*Written task*. Reproduce the passage below on testing customer behavior word for word, from "In other words, going" to "progress towards Useful.".

In other words, going to market with solutions designed by a stakeholder who believes the product/application/website is exactly what THEY would buy/use/download/read is a bad plan. Every time. Why? Because while that enthusiastic stakeholder is certain in their belief, they are merely guessing about how others might actually behave in a similar situation, and likely erroneously guessing about their own behavior. Testing actual customer behavior relieves the pressure and the expense of belief guessing. Behavioral testing assesses WHAT our customers do, not why. If we are only asking WHY, we are missing critical but unseen factors which will derail our progress towards Useful.

 

 

In a different presentation, “Why Test and Learn”, Professor Nathan Novemsky referred to those same unseen factors as “The Iceberg”. If we are only asking customers WHY they do certain things, we are only seeing the tip of the iceberg. His point was compelling: people actually don’t really know why they make decisions, or complete certain actions. They do however believe they know what they would do, because of who they understand themselves to be and their life experiences. In reality, there are a number of factors that influence decision-making that are a result of the way our brains are programmed from birth. These factors are not fully understood by us “in the moment” as we make decisions. (Successful retirement savings solutions based on Behavioral Finance principles are great examples to demonstrate how this funny brain of ours works, and lead us to strongly consider the implications behavioral finance concepts may have in other areas of consumer life.)

*Excerpted data*.
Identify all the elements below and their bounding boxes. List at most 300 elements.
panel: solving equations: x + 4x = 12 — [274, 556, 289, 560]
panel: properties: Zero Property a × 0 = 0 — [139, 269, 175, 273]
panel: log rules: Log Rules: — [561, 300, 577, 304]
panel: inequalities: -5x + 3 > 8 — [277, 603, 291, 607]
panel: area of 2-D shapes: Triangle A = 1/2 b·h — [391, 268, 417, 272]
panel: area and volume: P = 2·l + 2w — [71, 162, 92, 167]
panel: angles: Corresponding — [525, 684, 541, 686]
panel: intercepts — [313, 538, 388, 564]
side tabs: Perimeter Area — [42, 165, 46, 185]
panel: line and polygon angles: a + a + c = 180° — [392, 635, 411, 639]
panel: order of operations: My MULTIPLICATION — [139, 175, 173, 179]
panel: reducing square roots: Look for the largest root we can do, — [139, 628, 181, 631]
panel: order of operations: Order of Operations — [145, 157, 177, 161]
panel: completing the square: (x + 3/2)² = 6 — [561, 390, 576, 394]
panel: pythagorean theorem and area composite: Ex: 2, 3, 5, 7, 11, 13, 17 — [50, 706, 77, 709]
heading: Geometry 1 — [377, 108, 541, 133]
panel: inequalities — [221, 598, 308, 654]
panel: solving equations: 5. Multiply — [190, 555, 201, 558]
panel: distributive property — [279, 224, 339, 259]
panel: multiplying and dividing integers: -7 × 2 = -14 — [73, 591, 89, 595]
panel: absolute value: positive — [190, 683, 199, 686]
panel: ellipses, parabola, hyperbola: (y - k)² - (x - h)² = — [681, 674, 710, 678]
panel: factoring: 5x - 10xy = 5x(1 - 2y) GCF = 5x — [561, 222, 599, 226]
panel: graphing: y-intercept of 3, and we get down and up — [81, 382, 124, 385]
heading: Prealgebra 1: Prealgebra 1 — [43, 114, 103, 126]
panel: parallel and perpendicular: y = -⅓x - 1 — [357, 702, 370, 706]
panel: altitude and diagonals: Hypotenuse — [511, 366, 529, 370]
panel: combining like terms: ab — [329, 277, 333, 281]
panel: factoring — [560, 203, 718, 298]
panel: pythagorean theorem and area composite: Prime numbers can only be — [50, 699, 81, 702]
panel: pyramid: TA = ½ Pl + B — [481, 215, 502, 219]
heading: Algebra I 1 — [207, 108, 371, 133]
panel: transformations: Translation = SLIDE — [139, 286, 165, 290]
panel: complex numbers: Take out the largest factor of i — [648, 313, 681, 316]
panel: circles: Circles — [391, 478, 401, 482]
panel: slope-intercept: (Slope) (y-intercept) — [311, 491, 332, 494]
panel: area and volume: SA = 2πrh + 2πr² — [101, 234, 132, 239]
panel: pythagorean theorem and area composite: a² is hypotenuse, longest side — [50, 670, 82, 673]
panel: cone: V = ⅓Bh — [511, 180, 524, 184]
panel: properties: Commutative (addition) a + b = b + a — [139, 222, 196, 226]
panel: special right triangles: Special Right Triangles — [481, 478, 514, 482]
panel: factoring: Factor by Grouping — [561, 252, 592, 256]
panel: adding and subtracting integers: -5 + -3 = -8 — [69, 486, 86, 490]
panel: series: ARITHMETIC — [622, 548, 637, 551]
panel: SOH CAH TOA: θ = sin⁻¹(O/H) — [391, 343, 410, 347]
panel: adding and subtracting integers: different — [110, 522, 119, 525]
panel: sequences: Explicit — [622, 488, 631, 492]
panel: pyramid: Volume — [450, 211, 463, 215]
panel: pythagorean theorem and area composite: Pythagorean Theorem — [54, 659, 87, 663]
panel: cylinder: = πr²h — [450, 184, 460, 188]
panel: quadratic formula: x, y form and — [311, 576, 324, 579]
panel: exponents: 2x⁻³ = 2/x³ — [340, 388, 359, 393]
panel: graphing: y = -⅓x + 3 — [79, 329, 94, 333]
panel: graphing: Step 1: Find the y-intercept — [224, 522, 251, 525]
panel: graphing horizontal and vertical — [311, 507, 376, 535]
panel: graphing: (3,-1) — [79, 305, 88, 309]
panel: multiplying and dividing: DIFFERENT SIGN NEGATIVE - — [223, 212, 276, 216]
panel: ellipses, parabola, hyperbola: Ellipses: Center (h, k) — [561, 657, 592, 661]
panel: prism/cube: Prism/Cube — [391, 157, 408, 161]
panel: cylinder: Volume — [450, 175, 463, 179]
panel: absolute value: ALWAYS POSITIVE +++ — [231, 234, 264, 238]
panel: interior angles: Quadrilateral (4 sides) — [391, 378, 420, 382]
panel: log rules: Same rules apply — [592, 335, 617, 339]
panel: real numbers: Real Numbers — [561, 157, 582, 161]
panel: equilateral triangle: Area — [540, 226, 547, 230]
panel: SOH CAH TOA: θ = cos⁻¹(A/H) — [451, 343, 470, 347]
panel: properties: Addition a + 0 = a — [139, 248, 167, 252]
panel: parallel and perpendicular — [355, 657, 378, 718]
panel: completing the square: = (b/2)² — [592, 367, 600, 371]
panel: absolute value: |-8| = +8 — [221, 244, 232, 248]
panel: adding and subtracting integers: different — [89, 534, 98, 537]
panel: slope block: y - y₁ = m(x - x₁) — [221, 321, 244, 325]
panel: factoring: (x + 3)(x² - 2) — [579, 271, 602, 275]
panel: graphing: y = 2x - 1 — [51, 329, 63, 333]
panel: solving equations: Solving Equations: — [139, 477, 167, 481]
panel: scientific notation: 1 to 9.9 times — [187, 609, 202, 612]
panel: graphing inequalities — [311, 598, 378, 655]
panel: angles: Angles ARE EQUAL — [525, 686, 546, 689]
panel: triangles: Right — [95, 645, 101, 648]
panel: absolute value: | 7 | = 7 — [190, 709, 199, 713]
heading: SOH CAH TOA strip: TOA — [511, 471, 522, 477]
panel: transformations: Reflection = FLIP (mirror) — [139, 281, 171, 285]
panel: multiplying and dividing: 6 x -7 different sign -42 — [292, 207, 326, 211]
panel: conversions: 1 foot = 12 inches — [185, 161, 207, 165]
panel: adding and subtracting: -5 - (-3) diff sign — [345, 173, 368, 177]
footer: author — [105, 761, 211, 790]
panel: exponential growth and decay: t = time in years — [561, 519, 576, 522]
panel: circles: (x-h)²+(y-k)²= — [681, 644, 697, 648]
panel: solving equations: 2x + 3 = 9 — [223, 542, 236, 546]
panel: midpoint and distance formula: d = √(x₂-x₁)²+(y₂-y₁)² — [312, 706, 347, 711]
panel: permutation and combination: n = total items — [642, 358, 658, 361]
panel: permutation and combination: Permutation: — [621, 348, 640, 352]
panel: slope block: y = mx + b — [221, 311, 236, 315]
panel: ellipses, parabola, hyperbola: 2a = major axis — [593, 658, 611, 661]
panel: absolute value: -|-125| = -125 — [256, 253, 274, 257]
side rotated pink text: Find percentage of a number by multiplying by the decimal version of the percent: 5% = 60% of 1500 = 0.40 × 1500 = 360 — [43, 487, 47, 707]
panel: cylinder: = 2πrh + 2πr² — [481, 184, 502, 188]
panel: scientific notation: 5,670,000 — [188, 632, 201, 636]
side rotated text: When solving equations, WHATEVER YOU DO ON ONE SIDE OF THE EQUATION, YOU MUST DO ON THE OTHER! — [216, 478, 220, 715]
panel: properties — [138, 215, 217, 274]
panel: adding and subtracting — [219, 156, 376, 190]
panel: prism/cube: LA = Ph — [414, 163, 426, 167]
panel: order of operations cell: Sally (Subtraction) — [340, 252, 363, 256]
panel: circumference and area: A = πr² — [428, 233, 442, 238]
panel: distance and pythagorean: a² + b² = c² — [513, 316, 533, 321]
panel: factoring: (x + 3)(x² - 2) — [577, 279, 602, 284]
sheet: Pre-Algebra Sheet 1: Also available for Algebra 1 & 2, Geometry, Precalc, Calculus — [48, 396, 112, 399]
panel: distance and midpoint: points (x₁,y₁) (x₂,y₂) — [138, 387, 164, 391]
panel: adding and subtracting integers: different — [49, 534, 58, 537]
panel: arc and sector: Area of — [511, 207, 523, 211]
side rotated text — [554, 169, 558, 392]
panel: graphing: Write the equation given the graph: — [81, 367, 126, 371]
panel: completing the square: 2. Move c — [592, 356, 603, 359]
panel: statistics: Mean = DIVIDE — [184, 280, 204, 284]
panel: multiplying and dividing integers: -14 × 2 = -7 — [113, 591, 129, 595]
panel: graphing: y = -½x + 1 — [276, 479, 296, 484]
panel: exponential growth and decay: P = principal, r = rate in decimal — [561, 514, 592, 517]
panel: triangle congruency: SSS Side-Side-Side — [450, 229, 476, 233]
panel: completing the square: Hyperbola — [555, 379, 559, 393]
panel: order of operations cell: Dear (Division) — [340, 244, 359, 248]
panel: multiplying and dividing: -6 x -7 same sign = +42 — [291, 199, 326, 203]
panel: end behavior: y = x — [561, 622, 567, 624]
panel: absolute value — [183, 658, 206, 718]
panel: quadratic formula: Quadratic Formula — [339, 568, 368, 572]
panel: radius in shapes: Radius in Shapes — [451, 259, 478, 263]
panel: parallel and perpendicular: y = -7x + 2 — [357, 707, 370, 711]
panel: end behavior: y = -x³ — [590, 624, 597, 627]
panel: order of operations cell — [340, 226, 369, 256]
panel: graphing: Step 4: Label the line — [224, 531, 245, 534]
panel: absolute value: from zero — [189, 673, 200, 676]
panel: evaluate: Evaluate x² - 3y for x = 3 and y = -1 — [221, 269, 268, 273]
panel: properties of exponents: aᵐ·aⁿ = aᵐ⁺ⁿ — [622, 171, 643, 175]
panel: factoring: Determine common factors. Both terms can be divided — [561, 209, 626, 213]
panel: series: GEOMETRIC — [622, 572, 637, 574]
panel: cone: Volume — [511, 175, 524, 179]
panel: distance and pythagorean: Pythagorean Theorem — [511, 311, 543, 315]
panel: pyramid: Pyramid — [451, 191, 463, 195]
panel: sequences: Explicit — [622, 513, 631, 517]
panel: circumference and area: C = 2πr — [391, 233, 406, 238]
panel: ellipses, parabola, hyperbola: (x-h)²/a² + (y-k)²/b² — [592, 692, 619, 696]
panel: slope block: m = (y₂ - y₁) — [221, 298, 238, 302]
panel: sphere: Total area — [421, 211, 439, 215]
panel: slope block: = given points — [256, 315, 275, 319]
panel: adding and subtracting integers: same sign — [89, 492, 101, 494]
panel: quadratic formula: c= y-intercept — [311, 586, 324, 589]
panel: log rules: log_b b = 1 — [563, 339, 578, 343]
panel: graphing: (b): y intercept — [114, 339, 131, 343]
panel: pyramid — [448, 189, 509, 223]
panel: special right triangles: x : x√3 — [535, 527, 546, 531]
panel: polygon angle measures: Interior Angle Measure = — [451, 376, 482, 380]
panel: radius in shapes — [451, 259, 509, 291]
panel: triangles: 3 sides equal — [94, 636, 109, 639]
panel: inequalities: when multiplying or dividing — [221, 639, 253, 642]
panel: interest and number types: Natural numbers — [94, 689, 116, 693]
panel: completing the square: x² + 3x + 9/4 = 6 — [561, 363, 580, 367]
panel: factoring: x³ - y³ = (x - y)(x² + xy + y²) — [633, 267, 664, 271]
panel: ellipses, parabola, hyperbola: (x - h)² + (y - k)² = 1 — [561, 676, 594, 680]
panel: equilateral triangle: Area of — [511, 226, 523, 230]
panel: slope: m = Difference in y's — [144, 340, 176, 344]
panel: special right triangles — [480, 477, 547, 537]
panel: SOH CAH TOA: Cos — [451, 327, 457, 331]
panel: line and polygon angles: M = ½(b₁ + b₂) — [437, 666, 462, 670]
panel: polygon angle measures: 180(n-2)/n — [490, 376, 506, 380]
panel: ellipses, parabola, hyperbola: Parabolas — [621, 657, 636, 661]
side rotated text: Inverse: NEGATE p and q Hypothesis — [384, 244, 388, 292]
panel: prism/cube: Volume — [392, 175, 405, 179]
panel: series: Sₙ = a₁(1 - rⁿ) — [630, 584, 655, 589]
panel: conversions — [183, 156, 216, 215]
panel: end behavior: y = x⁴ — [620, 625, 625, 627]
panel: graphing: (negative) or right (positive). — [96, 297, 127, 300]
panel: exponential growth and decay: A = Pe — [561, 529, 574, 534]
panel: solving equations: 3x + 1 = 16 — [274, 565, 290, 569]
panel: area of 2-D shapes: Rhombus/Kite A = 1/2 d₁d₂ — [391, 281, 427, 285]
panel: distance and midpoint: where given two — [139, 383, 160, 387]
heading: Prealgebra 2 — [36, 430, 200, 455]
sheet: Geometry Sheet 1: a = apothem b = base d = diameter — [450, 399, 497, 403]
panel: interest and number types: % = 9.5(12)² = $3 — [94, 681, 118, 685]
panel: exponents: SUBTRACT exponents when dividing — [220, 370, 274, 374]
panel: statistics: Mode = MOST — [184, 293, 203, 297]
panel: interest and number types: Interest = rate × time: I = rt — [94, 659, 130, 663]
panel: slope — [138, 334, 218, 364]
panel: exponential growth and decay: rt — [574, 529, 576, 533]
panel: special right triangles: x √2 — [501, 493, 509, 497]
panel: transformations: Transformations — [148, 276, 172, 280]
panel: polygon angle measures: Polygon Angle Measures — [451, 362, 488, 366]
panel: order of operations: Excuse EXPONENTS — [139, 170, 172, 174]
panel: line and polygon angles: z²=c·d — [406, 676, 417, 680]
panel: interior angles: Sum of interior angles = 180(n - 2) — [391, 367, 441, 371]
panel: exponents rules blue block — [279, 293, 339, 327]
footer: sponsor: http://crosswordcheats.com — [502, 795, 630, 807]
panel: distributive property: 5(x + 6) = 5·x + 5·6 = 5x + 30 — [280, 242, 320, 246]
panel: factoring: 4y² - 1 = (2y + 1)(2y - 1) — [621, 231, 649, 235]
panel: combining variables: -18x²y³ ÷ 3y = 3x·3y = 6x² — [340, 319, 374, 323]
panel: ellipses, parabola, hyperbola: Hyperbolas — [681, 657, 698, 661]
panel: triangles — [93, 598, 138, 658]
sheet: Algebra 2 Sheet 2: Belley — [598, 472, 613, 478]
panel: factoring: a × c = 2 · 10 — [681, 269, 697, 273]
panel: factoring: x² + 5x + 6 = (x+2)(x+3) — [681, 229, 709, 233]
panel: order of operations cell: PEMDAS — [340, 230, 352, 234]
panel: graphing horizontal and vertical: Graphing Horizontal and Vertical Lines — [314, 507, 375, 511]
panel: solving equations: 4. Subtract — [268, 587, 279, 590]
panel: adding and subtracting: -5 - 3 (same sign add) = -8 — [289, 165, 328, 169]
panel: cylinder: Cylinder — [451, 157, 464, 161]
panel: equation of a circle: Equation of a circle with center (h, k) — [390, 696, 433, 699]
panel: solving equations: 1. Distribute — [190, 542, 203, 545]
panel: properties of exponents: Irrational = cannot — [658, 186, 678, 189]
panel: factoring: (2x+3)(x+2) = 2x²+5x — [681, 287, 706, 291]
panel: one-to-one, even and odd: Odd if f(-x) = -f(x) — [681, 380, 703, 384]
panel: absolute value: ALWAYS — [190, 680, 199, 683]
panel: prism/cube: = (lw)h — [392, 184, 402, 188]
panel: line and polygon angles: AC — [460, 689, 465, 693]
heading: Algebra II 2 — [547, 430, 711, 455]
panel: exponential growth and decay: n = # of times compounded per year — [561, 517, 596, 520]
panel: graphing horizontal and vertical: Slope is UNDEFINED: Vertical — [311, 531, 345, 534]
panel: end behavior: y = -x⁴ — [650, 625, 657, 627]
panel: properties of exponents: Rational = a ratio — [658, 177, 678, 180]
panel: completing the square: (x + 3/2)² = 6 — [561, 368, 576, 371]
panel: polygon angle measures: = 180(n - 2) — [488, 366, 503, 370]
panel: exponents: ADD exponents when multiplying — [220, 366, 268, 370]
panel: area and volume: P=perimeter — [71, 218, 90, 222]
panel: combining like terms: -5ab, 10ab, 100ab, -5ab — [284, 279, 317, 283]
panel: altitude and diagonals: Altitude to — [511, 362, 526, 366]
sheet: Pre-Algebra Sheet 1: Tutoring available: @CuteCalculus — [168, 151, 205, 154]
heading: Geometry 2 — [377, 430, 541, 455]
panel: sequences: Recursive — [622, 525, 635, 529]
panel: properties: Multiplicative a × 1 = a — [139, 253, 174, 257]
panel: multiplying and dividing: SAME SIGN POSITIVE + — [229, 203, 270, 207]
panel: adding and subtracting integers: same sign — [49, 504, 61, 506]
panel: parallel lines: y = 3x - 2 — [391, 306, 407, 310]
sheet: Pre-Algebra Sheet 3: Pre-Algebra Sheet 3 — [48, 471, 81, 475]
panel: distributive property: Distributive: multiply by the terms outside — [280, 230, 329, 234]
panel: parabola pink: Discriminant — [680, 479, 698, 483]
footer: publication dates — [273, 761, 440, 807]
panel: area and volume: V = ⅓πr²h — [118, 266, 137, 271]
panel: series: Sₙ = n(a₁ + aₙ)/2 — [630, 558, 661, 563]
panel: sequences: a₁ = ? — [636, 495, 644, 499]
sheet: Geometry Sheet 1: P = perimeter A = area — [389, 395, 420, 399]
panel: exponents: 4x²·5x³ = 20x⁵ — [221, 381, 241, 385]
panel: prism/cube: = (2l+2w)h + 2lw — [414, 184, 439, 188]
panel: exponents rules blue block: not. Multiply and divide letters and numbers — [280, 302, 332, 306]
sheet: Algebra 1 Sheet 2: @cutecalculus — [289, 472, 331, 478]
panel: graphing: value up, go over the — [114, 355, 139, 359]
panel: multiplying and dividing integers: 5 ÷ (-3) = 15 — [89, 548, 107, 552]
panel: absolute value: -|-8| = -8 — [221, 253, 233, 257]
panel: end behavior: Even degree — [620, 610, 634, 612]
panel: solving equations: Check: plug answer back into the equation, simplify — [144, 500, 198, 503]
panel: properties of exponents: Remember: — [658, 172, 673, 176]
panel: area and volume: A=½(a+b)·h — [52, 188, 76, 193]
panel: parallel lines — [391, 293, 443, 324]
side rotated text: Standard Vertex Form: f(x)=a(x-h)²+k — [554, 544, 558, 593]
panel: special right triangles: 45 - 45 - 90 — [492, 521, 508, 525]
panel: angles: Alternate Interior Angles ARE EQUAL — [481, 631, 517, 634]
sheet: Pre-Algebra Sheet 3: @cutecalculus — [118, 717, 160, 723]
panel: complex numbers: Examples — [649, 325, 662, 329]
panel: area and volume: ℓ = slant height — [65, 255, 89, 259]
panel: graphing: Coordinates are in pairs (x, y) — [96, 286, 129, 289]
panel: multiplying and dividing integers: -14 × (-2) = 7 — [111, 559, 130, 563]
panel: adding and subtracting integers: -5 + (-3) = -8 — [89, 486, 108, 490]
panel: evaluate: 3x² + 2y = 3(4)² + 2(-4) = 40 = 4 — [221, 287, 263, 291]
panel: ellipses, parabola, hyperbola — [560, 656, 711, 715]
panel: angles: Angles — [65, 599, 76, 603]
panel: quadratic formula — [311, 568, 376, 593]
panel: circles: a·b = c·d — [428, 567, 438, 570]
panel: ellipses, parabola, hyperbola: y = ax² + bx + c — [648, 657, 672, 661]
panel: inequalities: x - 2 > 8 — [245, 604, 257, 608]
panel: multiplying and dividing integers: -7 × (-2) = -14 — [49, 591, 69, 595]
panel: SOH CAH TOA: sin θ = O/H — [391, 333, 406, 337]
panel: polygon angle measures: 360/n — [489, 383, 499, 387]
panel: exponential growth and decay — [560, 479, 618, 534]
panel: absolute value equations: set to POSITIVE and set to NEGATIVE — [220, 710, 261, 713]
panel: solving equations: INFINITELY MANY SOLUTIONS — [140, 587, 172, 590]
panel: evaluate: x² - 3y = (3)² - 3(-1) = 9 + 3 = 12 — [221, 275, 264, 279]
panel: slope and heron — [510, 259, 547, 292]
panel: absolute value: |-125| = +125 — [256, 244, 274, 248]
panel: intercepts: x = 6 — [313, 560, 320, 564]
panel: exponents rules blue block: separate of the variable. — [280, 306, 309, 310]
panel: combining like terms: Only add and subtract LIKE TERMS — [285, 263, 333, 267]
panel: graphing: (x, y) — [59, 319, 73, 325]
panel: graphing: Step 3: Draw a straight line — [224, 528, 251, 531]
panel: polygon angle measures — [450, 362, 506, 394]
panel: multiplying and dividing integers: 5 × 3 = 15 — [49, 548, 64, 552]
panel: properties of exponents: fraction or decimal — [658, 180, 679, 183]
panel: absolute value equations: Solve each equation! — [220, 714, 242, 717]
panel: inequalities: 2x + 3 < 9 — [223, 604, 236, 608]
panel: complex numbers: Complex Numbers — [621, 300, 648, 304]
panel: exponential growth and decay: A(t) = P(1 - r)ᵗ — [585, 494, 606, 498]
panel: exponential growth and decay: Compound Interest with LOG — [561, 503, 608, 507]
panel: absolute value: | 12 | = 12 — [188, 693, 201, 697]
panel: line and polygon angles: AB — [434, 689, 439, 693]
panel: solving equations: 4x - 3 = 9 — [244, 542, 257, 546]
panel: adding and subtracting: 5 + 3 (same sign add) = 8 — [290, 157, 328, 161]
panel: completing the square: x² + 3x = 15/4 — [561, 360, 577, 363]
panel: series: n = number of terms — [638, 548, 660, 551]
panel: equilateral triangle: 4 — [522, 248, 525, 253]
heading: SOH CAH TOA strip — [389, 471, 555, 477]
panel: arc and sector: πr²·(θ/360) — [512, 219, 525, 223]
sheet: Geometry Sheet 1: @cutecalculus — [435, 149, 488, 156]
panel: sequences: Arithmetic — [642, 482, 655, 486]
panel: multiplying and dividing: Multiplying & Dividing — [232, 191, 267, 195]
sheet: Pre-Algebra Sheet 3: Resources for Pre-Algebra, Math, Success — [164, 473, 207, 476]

*Correct answer*.
In other words, going to market with solutions designed by a stakeholder who believes the product/application/website is exactly what THEY would buy/use/download/read is a bad plan. Every time. Why? Because while that enthusiastic stakeholder is certain in their belief, they are merely guessing about how others might actually behave in a similar situation, and likely erroneously guessing about their own behavior. Testing actual customer behavior relieves the pressure and the expense of belief guessing. Behavioral testing assesses WHAT our customers do, not why. If we are only asking WHY, we are missing critical but unseen factors which will derail our progress towards Useful.